## Stated goal
Copy each line of the listing below exactly.

## Entries from a dataset
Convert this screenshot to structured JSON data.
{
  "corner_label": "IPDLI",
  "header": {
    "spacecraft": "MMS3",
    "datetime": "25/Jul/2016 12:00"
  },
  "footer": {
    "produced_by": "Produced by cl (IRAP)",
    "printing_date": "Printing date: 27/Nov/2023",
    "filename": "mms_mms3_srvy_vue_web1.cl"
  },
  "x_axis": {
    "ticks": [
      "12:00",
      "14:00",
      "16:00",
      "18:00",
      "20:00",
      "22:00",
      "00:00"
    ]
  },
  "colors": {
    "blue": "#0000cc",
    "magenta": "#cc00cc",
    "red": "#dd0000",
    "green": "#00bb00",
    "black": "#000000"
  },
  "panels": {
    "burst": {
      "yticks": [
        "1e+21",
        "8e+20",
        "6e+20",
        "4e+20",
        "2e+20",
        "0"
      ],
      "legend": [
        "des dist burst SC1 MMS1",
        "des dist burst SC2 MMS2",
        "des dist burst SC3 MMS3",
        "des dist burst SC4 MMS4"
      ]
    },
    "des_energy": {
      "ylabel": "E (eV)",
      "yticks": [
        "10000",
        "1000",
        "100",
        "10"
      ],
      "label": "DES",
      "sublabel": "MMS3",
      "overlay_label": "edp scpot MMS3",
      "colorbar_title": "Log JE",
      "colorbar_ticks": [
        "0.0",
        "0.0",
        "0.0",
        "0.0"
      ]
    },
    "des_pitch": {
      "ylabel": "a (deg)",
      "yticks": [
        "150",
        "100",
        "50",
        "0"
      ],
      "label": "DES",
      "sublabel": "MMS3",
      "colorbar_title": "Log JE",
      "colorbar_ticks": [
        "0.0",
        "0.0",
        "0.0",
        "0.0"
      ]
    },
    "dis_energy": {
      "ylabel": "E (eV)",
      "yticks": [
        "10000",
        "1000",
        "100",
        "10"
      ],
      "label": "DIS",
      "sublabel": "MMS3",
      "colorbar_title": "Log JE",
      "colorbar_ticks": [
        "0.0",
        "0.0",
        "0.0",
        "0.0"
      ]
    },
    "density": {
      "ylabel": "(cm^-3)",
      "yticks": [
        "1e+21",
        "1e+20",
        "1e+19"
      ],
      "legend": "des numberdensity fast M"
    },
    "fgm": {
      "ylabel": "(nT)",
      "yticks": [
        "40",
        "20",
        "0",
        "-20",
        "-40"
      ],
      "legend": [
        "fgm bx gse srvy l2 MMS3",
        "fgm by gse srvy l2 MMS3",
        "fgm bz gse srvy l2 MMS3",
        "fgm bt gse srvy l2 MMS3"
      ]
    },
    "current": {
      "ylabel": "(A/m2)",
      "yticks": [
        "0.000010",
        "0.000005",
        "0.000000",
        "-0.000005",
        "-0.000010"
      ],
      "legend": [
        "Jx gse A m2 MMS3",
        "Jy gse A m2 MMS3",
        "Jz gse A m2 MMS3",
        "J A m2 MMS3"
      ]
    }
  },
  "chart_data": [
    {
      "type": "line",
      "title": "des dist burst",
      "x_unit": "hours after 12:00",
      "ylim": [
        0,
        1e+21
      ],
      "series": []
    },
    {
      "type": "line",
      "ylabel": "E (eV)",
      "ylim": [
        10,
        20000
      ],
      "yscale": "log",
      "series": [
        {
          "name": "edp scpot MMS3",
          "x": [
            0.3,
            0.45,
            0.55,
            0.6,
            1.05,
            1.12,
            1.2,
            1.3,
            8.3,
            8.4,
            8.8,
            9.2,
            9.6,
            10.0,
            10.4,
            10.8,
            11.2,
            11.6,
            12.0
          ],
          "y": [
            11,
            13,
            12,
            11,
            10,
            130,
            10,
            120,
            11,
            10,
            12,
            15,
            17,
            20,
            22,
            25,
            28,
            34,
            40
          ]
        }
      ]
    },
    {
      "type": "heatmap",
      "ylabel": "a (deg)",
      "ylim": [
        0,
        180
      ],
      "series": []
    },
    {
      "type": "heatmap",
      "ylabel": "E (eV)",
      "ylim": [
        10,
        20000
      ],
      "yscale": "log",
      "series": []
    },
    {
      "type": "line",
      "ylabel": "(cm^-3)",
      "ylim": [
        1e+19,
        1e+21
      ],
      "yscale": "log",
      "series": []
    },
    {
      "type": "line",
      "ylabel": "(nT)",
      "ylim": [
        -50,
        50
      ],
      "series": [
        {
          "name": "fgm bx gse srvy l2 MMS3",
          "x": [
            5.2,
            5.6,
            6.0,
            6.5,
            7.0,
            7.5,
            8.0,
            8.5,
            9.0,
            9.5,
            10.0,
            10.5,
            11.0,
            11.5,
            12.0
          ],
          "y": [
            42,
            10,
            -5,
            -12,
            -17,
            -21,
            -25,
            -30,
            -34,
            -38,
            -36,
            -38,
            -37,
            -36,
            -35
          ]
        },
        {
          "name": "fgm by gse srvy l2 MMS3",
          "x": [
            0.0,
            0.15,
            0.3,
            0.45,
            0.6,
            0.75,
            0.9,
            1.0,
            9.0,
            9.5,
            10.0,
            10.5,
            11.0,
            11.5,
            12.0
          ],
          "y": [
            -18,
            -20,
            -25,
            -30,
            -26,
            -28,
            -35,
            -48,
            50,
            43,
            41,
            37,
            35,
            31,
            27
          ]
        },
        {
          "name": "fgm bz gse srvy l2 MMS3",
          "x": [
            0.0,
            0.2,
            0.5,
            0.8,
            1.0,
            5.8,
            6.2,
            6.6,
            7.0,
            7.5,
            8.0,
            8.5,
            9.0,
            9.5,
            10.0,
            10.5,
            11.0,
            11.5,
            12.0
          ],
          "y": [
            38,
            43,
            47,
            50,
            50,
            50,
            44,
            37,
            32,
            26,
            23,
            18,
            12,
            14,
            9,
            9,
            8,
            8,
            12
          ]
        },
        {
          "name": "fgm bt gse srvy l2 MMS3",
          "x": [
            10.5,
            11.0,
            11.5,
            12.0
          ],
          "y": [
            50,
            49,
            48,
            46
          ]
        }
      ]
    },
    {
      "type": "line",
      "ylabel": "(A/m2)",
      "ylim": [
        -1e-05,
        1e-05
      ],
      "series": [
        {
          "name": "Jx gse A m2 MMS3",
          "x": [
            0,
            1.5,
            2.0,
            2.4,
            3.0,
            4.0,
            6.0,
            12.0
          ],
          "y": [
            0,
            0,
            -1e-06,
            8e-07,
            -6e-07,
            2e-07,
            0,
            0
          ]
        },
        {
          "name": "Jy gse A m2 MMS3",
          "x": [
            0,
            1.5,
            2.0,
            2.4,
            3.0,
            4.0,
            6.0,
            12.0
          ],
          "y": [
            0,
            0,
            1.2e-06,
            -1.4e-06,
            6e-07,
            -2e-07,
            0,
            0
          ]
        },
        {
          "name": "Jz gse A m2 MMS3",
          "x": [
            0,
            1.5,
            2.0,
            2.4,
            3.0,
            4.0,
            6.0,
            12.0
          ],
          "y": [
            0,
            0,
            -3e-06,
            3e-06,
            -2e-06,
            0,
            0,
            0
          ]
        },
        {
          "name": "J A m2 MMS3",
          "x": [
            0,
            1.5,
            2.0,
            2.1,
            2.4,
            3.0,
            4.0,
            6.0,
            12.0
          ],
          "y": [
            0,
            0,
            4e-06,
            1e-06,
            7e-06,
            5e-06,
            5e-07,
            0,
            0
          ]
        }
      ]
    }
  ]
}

## Correct response
Convert this screenshot to structured JSON data.
{
  "corner_label": "IPDLI",
  "header": {
    "spacecraft": "MMS3",
    "datetime": "25/Jul/2016 12:00"
  },
  "footer": {
    "produced_by": "Produced by cl (IRAP)",
    "printing_date": "Printing date: 27/Nov/2023",
    "filename": "mms_mms3_srvy_vue_web1.cl"
  },
  "x_axis": {
    "ticks": [
      "12:00",
      "14:00",
      "16:00",
      "18:00",
      "20:00",
      "22:00",
      "00:00"
    ]
  },
  "colors": {
    "blue": "#0000cc",
    "magenta": "#cc00cc",
    "red": "#dd0000",
    "green": "#00bb00",
    "black": "#000000"
  },
  "panels": {
    "burst": {
      "yticks": [
        "1e+21",
        "8e+20",
        "6e+20",
        "4e+20",
        "2e+20",
        "0"
      ],
      "legend": [
        "des dist burst SC1 MMS1",
        "des dist burst SC2 MMS2",
        "des dist burst SC3 MMS3",
        "des dist burst SC4 MMS4"
      ]
    },
    "des_energy": {
      "ylabel": "E (eV)",
      "yticks": [
        "10000",
        "1000",
        "100",
        "10"
      ],
      "label": "DES",
      "sublabel": "MMS3",
      "overlay_label": "edp scpot MMS3",
      "colorbar_title": "Log JE",
      "colorbar_ticks": [
        "0.0",
        "0.0",
        "0.0",
        "0.0"
      ]
    },
    "des_pitch": {
      "ylabel": "a (deg)",
      "yticks": [
        "150",
        "100",
        "50",
        "0"
      ],
      "label": "DES",
      "sublabel": "MMS3",
      "colorbar_title": "Log JE",
      "colorbar_ticks": [
        "0.0",
        "0.0",
        "0.0",
        "0.0"
      ]
    },
    "dis_energy": {
      "ylabel": "E (eV)",
      "yticks": [
        "10000",
        "1000",
        "100",
        "10"
      ],
      "label": "DIS",
      "sublabel": "MMS3",
      "colorbar_title": "Log JE",
      "colorbar_ticks": [
        "0.0",
        "0.0",
        "0.0",
        "0.0"
      ]
    },
    "density": {
      "ylabel": "(cm^-3)",
      "yticks": [
        "1e+21",
        "1e+20",
        "1e+19"
      ],
      "legend": "des numberdensity fast M"
    },
    "fgm": {
      "ylabel": "(nT)",
      "yticks": [
        "40",
        "20",
        "0",
        "-20",
        "-40"
      ],
      "legend": [
        "fgm bx gse srvy l2 MMS3",
        "fgm by gse srvy l2 MMS3",
        "fgm bz gse srvy l2 MMS3",
        "fgm bt gse srvy l2 MMS3"
      ]
    },
    "current": {
      "ylabel": "(A/m2)",
      "yticks": [
        "0.000010",
        "0.000005",
        "0.000000",
        "-0.000005",
        "-0.000010"
      ],
      "legend": [
        "Jx gse A m2 MMS3",
        "Jy gse A m2 MMS3",
        "Jz gse A m2 MMS3",
        "J A m2 MMS3"
      ]
    }
  },
  "chart_data": [
    {
      "type": "line",
      "title": "des dist burst",
      "x_unit": "hours after 12:00",
      "ylim": [
        0,
        1e+21
      ],
      "series": []
    },
    {
      "type": "line",
      "ylabel": "E (eV)",
      "ylim": [
        10,
        20000
      ],
      "yscale": "log",
      "series": [
        {
          "name": "edp scpot MMS3",
          "x": [
            0.3,
            0.45,
            0.55,
            0.6,
            1.05,
            1.12,
            1.2,
            1.3,
            8.3,
            8.4,
            8.8,
            9.2,
            9.6,
            10.0,
            10.4,
            10.8,
            11.2,
            11.6,
            12.0
          ],
          "y": [
            11,
            13,
            12,
            11,
            10,
            130,
            10,
            120,
            11,
            10,
            12,
            15,
            17,
            20,
            22,
            25,
            28,
            34,
            40
          ]
        }
      ]
    },
    {
      "type": "heatmap",
      "ylabel": "a (deg)",
      "ylim": [
        0,
        180
      ],
      "series": []
    },
    {
      "type": "heatmap",
      "ylabel": "E (eV)",
      "ylim": [
        10,
        20000
      ],
      "yscale": "log",
      "series": []
    },
    {
      "type": "line",
      "ylabel": "(cm^-3)",
      "ylim": [
        1e+19,
        1e+21
      ],
      "yscale": "log",
      "series": []
    },
    {
      "type": "line",
      "ylabel": "(nT)",
      "ylim": [
        -50,
        50
      ],
      "series": [
        {
          "name": "fgm bx gse srvy l2 MMS3",
          "x": [
            5.2,
            5.6,
            6.0,
            6.5,
            7.0,
            7.5,
            8.0,
            8.5,
            9.0,
            9.5,
            10.0,
            10.5,
            11.0,
            11.5,
            12.0
          ],
          "y": [
            42,
            10,
            -5,
            -12,
            -17,
            -21,
            -25,
            -30,
            -34,
            -38,
            -36,
            -38,
            -37,
            -36,
            -35
          ]
        },
        {
          "name": "fgm by gse srvy l2 MMS3",
          "x": [
            0.0,
            0.15,
            0.3,
            0.45,
            0.6,
            0.75,
            0.9,
            1.0,
            9.0,
            9.5,
            10.0,
            10.5,
            11.0,
            11.5,
            12.0
          ],
          "y": [
            -18,
            -20,
            -25,
            -30,
            -26,
            -28,
            -35,
            -48,
            50,
            43,
            41,
            37,
            35,
            31,
            27
          ]
        },
        {
          "name": "fgm bz gse srvy l2 MMS3",
          "x": [
            0.0,
            0.2,
            0.5,
            0.8,
            1.0,
            5.8,
            6.2,
            6.6,
            7.0,
            7.5,
            8.0,
            8.5,
            9.0,
            9.5,
            10.0,
            10.5,
            11.0,
            11.5,
            12.0
          ],
          "y": [
            38,
            43,
            47,
            50,
            50,
            50,
            44,
            37,
            32,
            26,
            23,
            18,
            12,
            14,
            9,
            9,
            8,
            8,
            12
          ]
        },
        {
          "name": "fgm bt gse srvy l2 MMS3",
          "x": [
            10.5,
            11.0,
            11.5,
            12.0
          ],
          "y": [
            50,
            49,
            48,
            46
          ]
        }
      ]
    },
    {
      "type": "line",
      "ylabel": "(A/m2)",
      "ylim": [
        -1e-05,
        1e-05
      ],
      "series": [
        {
          "name": "Jx gse A m2 MMS3",
          "x": [
            0,
            1.5,
            2.0,
            2.4,
            3.0,
            4.0,
            6.0,
            12.0
          ],
          "y": [
            0,
            0,
            -1e-06,
            8e-07,
            -6e-07,
            2e-07,
            0,
            0
          ]
        },
        {
          "name": "Jy gse A m2 MMS3",
          "x": [
            0,
            1.5,
            2.0,
            2.4,
            3.0,
            4.0,
            6.0,
            12.0
          ],
          "y": [
            0,
            0,
            1.2e-06,
            -1.4e-06,
            6e-07,
            -2e-07,
            0,
            0
          ]
        },
        {
          "name": "Jz gse A m2 MMS3",
          "x": [
            0,
            1.5,
            2.0,
            2.4,
            3.0,
            4.0,
            6.0,
            12.0
          ],
          "y": [
            0,
            0,
            -3e-06,
            3e-06,
            -2e-06,
            0,
            0,
            0
          ]
        },
        {
          "name": "J A m2 MMS3",
          "x": [
            0,
            1.5,
            2.0,
            2.1,
            2.4,
            3.0,
            4.0,
            6.0,
            12.0
          ],
          "y": [
            0,
            0,
            4e-06,
            1e-06,
            7e-06,
            5e-06,
            5e-07,
            0,
            0
          ]
        }
      ]
    }
  ]
}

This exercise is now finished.